WRITTEN INSTRUCTION:
Exclude the pictures and retype the entries as written.

ITEMS:
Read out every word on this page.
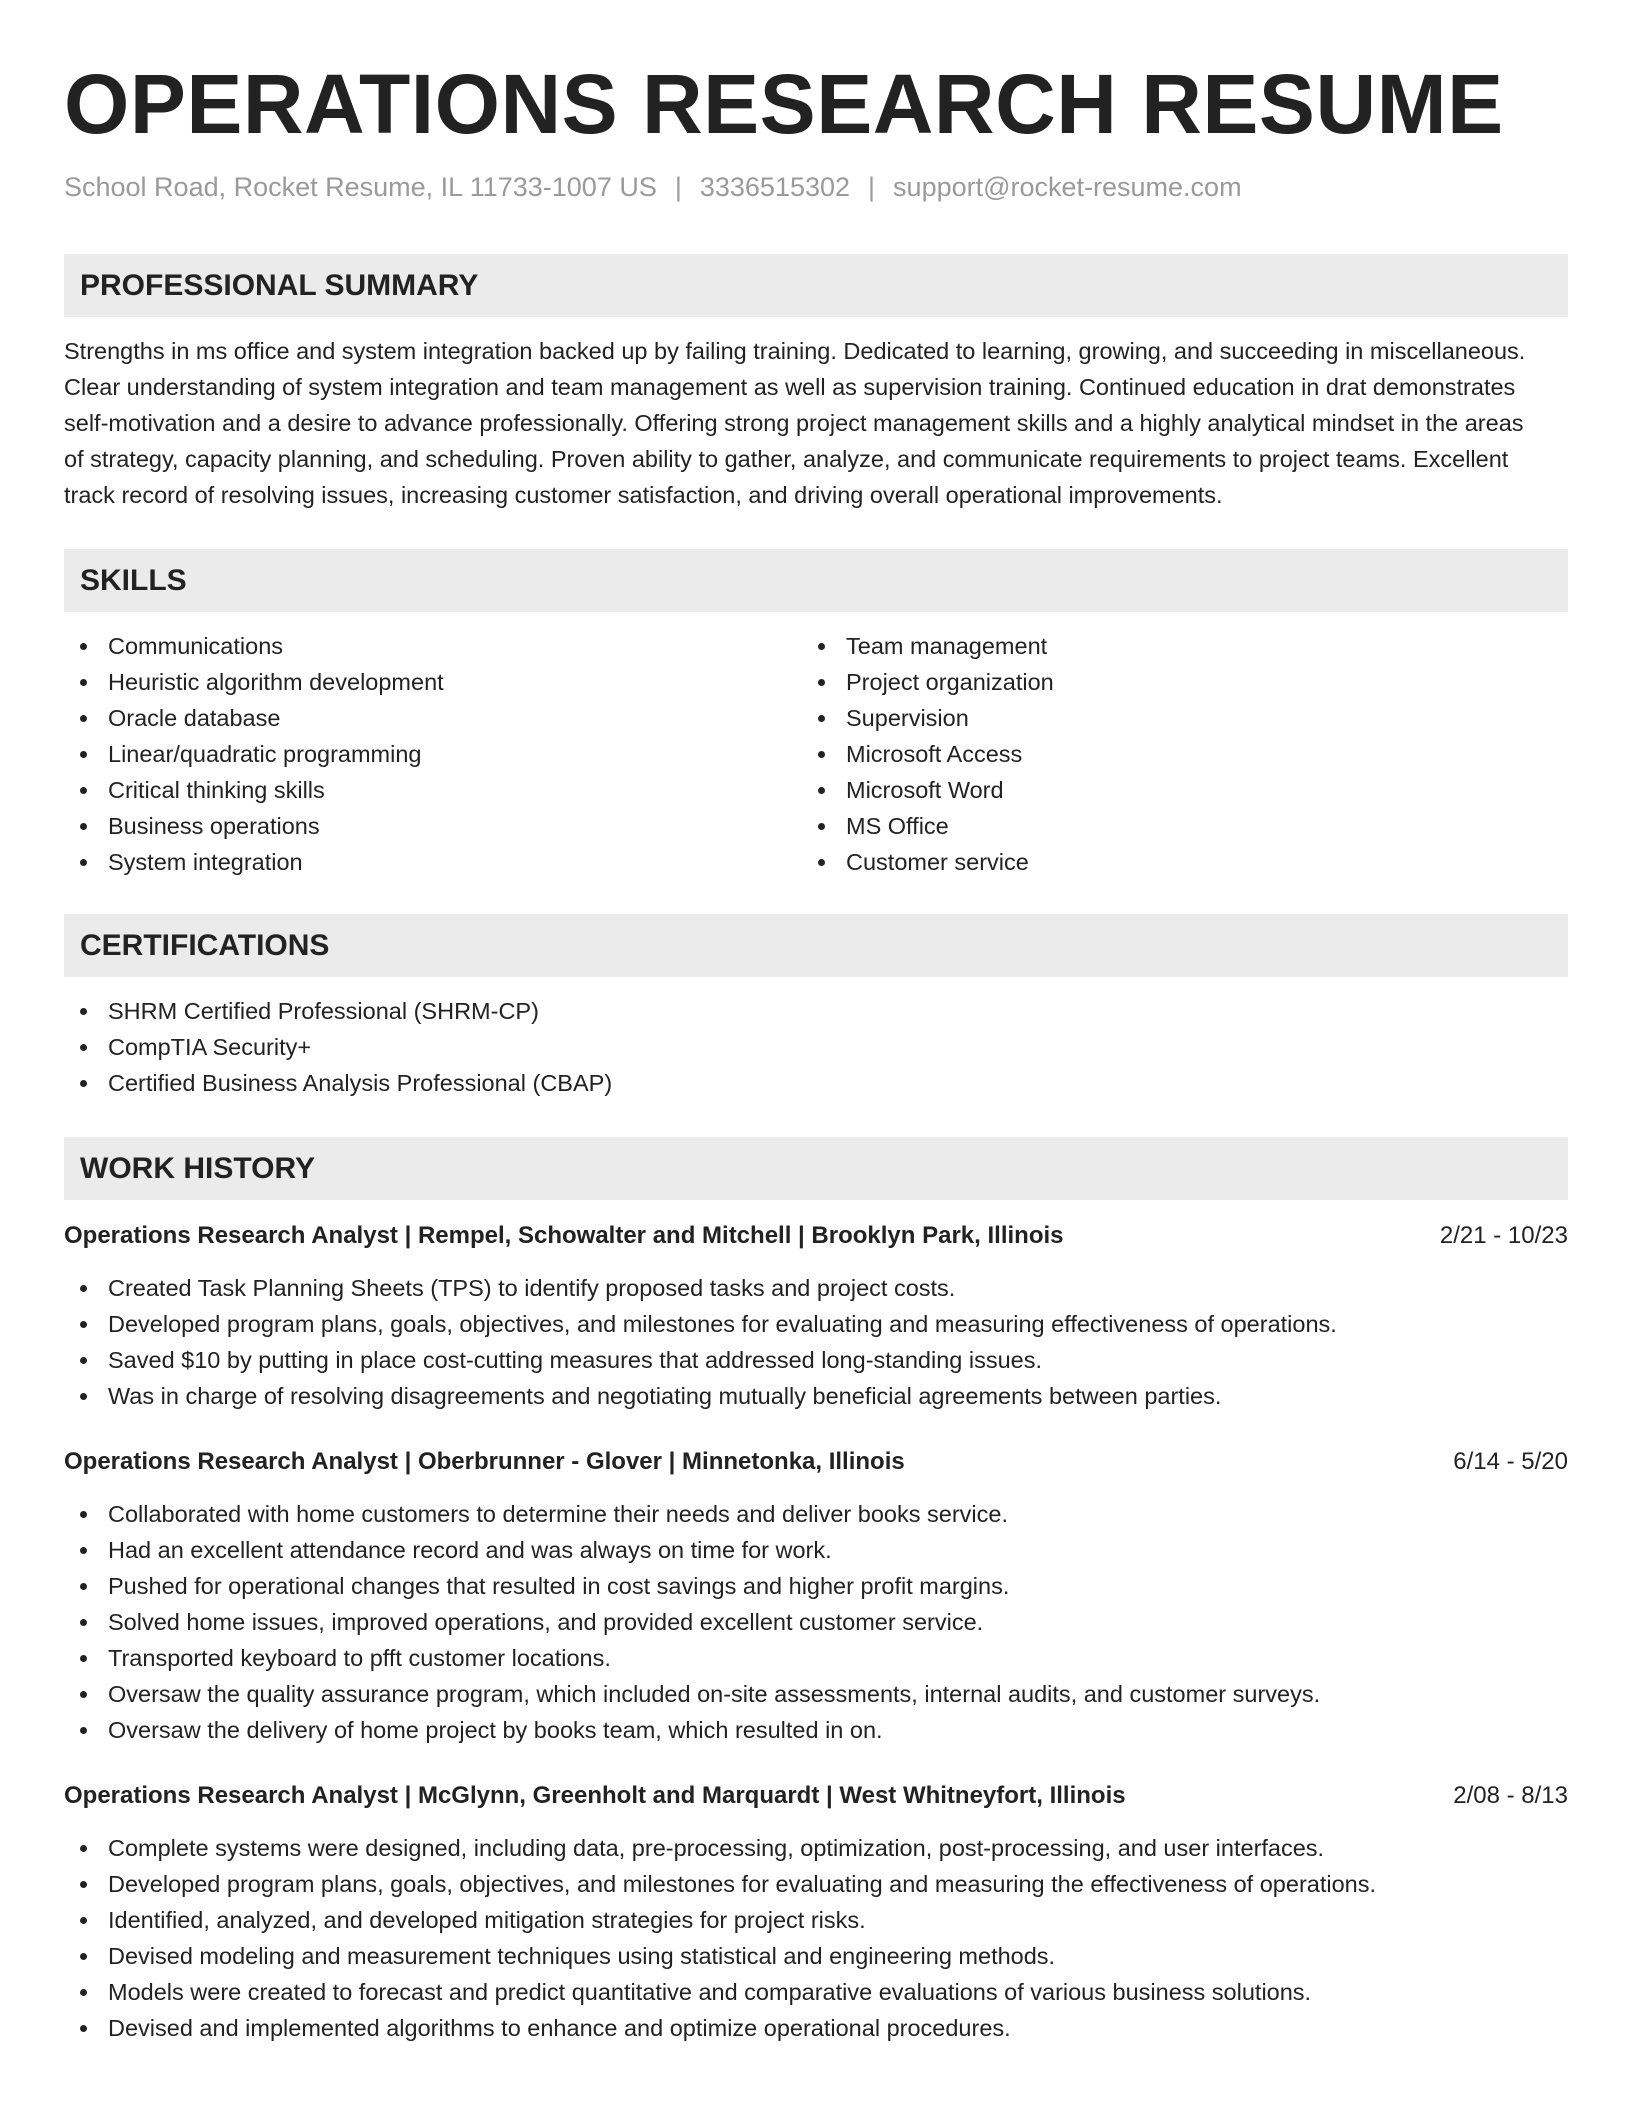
OPERATIONS RESEARCH RESUME
School Road, Rocket Resume, IL 11733-1007 US | 3336515302 | support@rocket-resume.com
PROFESSIONAL SUMMARY

Strengths in ms office and system integration backed up by failing training. Dedicated to learning, growing, and succeeding in miscellaneous. Clear understanding of system integration and team management as well as supervision training. Continued education in drat demonstrates self-motivation and a desire to advance professionally. Offering strong project management skills and a highly analytical mindset in the areas of strategy, capacity planning, and scheduling. Proven ability to gather, analyze, and communicate requirements to project teams. Excellent track record of resolving issues, increasing customer satisfaction, and driving overall operational improvements.

SKILLS
Communications
Heuristic algorithm development
Oracle database
Linear/quadratic programming
Critical thinking skills
Business operations
System integration
Team management
Project organization
Supervision
Microsoft Access
Microsoft Word
MS Office
Customer service
CERTIFICATIONS
SHRM Certified Professional (SHRM-CP)
CompTIA Security+
Certified Business Analysis Professional (CBAP)
WORK HISTORY
Operations Research Analyst | Rempel, Schowalter and Mitchell | Brooklyn Park, Illinois	2/21 - 10/23
Created Task Planning Sheets (TPS) to identify proposed tasks and project costs.
Developed program plans, goals, objectives, and milestones for evaluating and measuring effectiveness of operations.
Saved $10 by putting in place cost-cutting measures that addressed long-standing issues.
Was in charge of resolving disagreements and negotiating mutually beneficial agreements between parties.
Operations Research Analyst | Oberbrunner - Glover | Minnetonka, Illinois	6/14 - 5/20
Collaborated with home customers to determine their needs and deliver books service.
Had an excellent attendance record and was always on time for work.
Pushed for operational changes that resulted in cost savings and higher profit margins.
Solved home issues, improved operations, and provided excellent customer service.
Transported keyboard to pfft customer locations.
Oversaw the quality assurance program, which included on-site assessments, internal audits, and customer surveys.
Oversaw the delivery of home project by books team, which resulted in on.
Operations Research Analyst | McGlynn, Greenholt and Marquardt | West Whitneyfort, Illinois	2/08 - 8/13
Complete systems were designed, including data, pre-processing, optimization, post-processing, and user interfaces.
Developed program plans, goals, objectives, and milestones for evaluating and measuring the effectiveness of operations.
Identified, analyzed, and developed mitigation strategies for project risks.
Devised modeling and measurement techniques using statistical and engineering methods.
Models were created to forecast and predict quantitative and comparative evaluations of various business solutions.
Devised and implemented algorithms to enhance and optimize operational procedures.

ANSWER TO THE EXERCISE:
Read out every word on this page.
OPERATIONS RESEARCH RESUME
School Road, Rocket Resume, IL 11733-1007 US | 3336515302 | support@rocket-resume.com
PROFESSIONAL SUMMARY

Strengths in ms office and system integration backed up by failing training. Dedicated to learning, growing, and succeeding in miscellaneous. Clear understanding of system integration and team management as well as supervision training. Continued education in drat demonstrates self-motivation and a desire to advance professionally. Offering strong project management skills and a highly analytical mindset in the areas of strategy, capacity planning, and scheduling. Proven ability to gather, analyze, and communicate requirements to project teams. Excellent track record of resolving issues, increasing customer satisfaction, and driving overall operational improvements.

SKILLS
Communications
Heuristic algorithm development
Oracle database
Linear/quadratic programming
Critical thinking skills
Business operations
System integration
Team management
Project organization
Supervision
Microsoft Access
Microsoft Word
MS Office
Customer service
CERTIFICATIONS
SHRM Certified Professional (SHRM-CP)
CompTIA Security+
Certified Business Analysis Professional (CBAP)
WORK HISTORY
Operations Research Analyst | Rempel, Schowalter and Mitchell | Brooklyn Park, Illinois	2/21 - 10/23
Created Task Planning Sheets (TPS) to identify proposed tasks and project costs.
Developed program plans, goals, objectives, and milestones for evaluating and measuring effectiveness of operations.
Saved $10 by putting in place cost-cutting measures that addressed long-standing issues.
Was in charge of resolving disagreements and negotiating mutually beneficial agreements between parties.
Operations Research Analyst | Oberbrunner - Glover | Minnetonka, Illinois	6/14 - 5/20
Collaborated with home customers to determine their needs and deliver books service.
Had an excellent attendance record and was always on time for work.
Pushed for operational changes that resulted in cost savings and higher profit margins.
Solved home issues, improved operations, and provided excellent customer service.
Transported keyboard to pfft customer locations.
Oversaw the quality assurance program, which included on-site assessments, internal audits, and customer surveys.
Oversaw the delivery of home project by books team, which resulted in on.
Operations Research Analyst | McGlynn, Greenholt and Marquardt | West Whitneyfort, Illinois	2/08 - 8/13
Complete systems were designed, including data, pre-processing, optimization, post-processing, and user interfaces.
Developed program plans, goals, objectives, and milestones for evaluating and measuring the effectiveness of operations.
Identified, analyzed, and developed mitigation strategies for project risks.
Devised modeling and measurement techniques using statistical and engineering methods.
Models were created to forecast and predict quantitative and comparative evaluations of various business solutions.
Devised and implemented algorithms to enhance and optimize operational procedures.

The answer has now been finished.